Task brief: Scan the lines below for "contiene"; report the number of lines that contain it, and only that.

______________________________

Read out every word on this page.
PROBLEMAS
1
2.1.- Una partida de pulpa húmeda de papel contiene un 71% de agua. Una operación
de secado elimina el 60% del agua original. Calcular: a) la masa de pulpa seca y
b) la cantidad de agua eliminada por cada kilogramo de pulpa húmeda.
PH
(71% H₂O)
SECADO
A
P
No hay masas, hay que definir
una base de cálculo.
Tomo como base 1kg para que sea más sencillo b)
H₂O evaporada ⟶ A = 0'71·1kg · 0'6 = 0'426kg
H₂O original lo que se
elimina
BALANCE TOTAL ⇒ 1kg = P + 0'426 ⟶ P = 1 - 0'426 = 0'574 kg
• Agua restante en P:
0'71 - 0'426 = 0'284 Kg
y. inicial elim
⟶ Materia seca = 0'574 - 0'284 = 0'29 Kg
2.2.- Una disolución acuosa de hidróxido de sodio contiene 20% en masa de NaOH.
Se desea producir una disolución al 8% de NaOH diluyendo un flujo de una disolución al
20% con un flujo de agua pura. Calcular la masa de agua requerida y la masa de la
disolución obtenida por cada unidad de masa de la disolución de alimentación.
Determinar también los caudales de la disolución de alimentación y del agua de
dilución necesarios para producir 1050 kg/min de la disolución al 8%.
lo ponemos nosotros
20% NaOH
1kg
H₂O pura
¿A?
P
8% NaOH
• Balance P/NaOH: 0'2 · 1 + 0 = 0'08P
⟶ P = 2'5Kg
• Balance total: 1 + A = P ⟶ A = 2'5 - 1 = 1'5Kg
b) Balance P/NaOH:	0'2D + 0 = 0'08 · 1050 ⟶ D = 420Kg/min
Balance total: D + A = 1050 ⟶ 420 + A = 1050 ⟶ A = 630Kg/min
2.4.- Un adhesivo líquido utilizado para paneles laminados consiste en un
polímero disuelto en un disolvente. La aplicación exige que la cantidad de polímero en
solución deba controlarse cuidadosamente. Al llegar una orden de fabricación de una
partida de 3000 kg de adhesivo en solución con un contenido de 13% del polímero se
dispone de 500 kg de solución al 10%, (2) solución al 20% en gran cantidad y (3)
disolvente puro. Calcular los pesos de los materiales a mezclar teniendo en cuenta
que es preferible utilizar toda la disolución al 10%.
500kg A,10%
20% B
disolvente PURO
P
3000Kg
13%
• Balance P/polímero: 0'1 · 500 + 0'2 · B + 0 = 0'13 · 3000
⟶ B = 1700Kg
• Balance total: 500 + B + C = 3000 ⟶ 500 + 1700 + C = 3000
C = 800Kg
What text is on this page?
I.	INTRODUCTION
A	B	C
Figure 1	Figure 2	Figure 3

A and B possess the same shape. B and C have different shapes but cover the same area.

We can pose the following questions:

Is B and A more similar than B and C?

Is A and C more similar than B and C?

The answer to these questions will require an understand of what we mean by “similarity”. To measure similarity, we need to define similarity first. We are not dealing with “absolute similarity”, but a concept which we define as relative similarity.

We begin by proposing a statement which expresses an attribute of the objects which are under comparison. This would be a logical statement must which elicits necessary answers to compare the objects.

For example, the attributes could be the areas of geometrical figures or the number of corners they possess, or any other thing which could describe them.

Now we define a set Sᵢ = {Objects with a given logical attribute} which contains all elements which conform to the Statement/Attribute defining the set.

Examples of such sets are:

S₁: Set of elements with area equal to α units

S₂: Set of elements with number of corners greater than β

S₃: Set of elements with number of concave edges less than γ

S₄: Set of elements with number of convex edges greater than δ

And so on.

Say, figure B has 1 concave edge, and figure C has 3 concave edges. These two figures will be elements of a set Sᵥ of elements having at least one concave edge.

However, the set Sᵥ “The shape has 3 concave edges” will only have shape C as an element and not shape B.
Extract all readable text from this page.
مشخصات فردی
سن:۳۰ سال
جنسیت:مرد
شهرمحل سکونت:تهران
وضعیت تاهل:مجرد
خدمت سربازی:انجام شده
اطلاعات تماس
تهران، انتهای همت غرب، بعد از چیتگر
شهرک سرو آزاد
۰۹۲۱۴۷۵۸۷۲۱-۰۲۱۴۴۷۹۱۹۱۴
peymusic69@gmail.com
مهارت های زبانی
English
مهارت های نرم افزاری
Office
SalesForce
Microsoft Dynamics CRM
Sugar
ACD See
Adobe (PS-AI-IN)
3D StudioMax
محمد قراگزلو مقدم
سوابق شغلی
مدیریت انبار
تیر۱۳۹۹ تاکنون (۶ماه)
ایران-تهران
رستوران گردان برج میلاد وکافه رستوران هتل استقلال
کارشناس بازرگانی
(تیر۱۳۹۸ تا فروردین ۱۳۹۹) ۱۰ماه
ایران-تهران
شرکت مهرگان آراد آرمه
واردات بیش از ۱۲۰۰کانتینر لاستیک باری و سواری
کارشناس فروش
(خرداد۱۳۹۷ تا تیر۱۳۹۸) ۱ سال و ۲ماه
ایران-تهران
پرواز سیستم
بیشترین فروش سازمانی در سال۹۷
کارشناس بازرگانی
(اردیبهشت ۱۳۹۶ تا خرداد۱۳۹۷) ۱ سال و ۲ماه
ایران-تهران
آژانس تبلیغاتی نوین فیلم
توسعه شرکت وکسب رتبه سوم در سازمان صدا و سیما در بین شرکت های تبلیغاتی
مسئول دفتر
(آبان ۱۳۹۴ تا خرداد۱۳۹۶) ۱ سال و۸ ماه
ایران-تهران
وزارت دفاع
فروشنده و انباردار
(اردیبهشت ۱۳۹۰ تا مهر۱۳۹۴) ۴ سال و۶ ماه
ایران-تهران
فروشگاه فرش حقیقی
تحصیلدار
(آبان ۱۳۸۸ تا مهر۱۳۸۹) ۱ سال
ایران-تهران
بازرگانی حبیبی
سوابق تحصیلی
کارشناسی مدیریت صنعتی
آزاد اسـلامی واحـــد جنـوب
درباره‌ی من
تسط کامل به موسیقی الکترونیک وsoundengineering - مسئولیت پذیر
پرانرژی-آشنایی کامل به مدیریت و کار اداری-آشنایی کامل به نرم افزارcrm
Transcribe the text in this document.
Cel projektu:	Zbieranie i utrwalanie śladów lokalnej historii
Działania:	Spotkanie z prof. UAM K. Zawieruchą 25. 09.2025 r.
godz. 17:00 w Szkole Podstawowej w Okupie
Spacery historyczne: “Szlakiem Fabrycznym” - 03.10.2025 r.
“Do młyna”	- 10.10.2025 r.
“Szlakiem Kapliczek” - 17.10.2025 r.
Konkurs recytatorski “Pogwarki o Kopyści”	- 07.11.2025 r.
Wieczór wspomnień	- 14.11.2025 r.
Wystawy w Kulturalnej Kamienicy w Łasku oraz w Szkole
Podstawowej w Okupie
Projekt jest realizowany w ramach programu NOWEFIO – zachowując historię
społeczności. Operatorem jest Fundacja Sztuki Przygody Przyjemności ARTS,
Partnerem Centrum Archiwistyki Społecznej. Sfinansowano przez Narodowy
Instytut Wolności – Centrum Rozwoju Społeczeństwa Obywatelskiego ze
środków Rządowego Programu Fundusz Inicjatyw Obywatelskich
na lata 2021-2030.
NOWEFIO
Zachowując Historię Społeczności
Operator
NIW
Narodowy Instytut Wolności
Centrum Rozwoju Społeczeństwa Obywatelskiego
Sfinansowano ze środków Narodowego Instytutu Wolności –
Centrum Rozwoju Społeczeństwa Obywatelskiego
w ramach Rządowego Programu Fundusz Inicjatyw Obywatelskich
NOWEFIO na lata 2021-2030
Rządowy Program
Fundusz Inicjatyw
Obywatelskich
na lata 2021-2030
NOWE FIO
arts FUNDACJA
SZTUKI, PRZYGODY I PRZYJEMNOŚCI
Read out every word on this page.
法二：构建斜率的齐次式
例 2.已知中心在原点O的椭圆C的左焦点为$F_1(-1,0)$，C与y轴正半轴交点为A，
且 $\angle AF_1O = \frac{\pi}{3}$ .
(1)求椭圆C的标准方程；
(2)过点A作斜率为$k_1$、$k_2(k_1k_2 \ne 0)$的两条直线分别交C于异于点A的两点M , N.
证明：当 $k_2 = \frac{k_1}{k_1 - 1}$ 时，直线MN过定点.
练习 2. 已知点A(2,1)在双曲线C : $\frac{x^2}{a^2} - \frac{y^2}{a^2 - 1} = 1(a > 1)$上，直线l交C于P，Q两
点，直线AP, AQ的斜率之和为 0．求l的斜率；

______________________________

Expected answer: 2